GIVEN INSTRUCTION: Show every line containing "мероприятий" by copying it.

###

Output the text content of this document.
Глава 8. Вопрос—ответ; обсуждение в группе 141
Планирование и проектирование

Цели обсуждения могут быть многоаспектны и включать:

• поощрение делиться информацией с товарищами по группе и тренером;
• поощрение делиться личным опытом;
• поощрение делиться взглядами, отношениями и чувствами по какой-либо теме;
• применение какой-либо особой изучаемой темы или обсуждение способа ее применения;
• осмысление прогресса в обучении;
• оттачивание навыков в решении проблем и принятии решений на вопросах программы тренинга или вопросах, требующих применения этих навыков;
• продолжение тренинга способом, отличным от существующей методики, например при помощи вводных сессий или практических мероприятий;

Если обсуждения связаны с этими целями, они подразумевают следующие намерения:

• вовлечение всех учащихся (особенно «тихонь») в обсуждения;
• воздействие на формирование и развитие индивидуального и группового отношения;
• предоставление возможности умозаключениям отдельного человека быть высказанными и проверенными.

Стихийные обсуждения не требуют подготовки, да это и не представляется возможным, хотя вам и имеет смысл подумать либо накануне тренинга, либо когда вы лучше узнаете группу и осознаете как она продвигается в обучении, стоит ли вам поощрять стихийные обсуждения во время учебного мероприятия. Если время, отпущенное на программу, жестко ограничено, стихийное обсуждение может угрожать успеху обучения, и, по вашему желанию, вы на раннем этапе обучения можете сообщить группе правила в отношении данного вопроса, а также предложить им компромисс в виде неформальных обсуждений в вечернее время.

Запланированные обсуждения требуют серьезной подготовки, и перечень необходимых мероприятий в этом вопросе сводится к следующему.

###

WRITTEN ANSWER:
• продолжение тренинга способом, отличным от существующей методики, например при помощи вводных сессий или практических мероприятий;
Запланированные обсуждения требуют серьезной подготовки, и перечень необходимых мероприятий в этом вопросе сводится к следующему.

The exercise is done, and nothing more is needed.